» **Requirements**:
Look through the records below, and copy out every line that holds the string "text".
** start of Data rows **
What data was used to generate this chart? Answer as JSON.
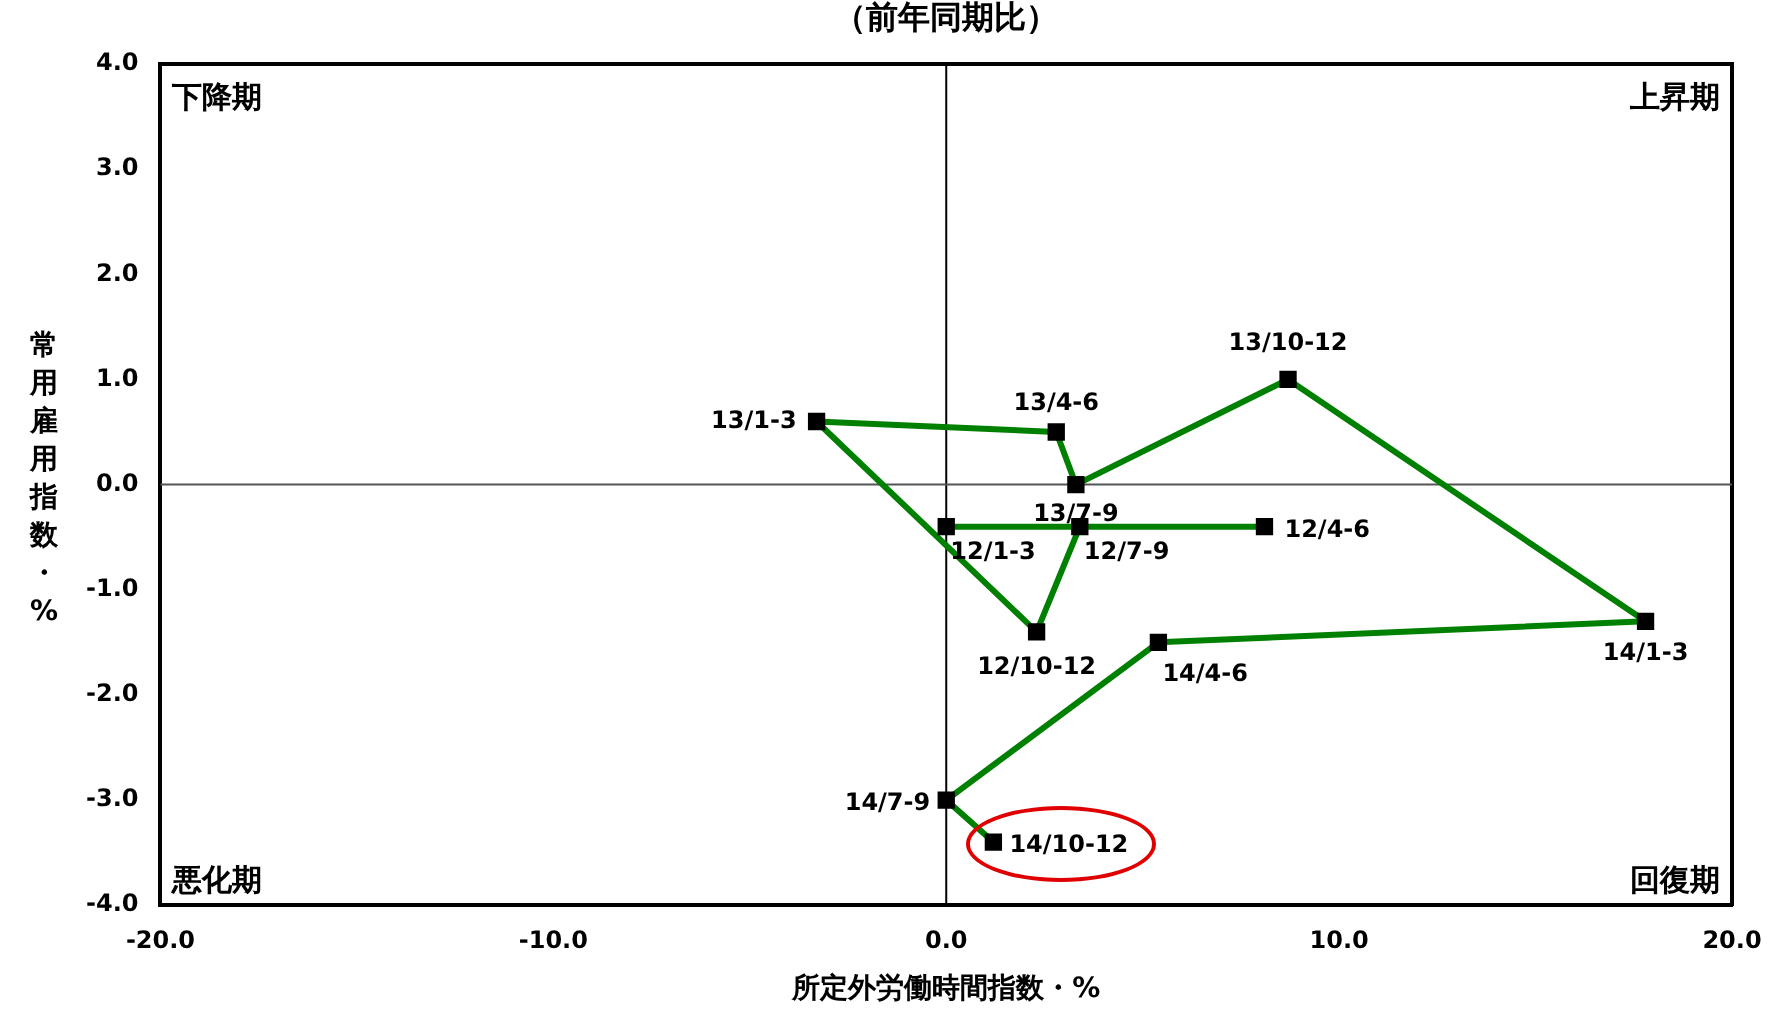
{
  "chart_data": {
    "type": "line",
    "title": "（前年同期比）",
    "xlabel": "所定外労働時間指数・%",
    "ylabel": "常用雇用指数・%",
    "xlim": [
      -20,
      20
    ],
    "xticks": [
      {
        "value": -20,
        "label": "-20.0"
      },
      {
        "value": -10,
        "label": "-10.0"
      },
      {
        "value": 0,
        "label": "0.0"
      },
      {
        "value": 10,
        "label": "10.0"
      },
      {
        "value": 20,
        "label": "20.0"
      }
    ],
    "ylim": [
      -4,
      4
    ],
    "yticks": [
      {
        "value": -4,
        "label": "-4.0"
      },
      {
        "value": -3,
        "label": "-3.0"
      },
      {
        "value": -2,
        "label": "-2.0"
      },
      {
        "value": -1,
        "label": "-1.0"
      },
      {
        "value": 0,
        "label": "0.0"
      },
      {
        "value": 1,
        "label": "1.0"
      },
      {
        "value": 2,
        "label": "2.0"
      },
      {
        "value": 3,
        "label": "3.0"
      },
      {
        "value": 4,
        "label": "4.0"
      }
    ],
    "x": [
      0,
      8.1,
      3.4,
      2.3,
      -3.3,
      2.8,
      3.3,
      8.7,
      17.8,
      5.4,
      0,
      1.2
    ],
    "series": [
      {
        "color": "#008000",
        "values": [
          -0.4,
          -0.4,
          -0.4,
          -1.4,
          0.6,
          0.5,
          0.0,
          1.0,
          -1.3,
          -1.5,
          -3.0,
          -3.4
        ]
      }
    ],
    "marker": "square",
    "line_style": "solid",
    "grid": false,
    "legend": false,
    "ref_lines": [
      {
        "axis": "x",
        "value": 0,
        "color": "#000000"
      },
      {
        "axis": "y",
        "value": 0,
        "color": "#555555"
      }
    ],
    "annotations": [
      "下降期",
      "上昇期",
      "悪化期",
      "回復期",
      {
        "text": "12/1-3",
        "x": 0,
        "y": -0.4
      },
      {
        "text": "12/4-6",
        "x": 8.1,
        "y": -0.4
      },
      {
        "text": "12/7-9",
        "x": 3.4,
        "y": -0.4
      },
      {
        "text": "12/10-12",
        "x": 2.3,
        "y": -1.4
      },
      {
        "text": "13/1-3",
        "x": -3.3,
        "y": 0.6
      },
      {
        "text": "13/4-6",
        "x": 2.8,
        "y": 0.5
      },
      {
        "text": "13/7-9",
        "x": 3.3,
        "y": 0.0
      },
      {
        "text": "13/10-12",
        "x": 8.7,
        "y": 1.0
      },
      {
        "text": "14/1-3",
        "x": 17.8,
        "y": -1.3
      },
      {
        "text": "14/4-6",
        "x": 5.4,
        "y": -1.5
      },
      {
        "text": "14/7-9",
        "x": 0,
        "y": -3.0
      },
      {
        "text": "14/10-12",
        "x": 1.2,
        "y": -3.4
      }
    ]
  }
}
** end of Data rows **
» **Solution for this task**:
        "text": "12/1-3",
        "text": "12/4-6",
        "text": "12/7-9",
        "text": "12/10-12",
        "text": "13/1-3",
        "text": "13/4-6",
        "text": "13/7-9",
        "text": "13/10-12",
        "text": "14/1-3",
        "text": "14/4-6",
        "text": "14/7-9",
        "text": "14/10-12",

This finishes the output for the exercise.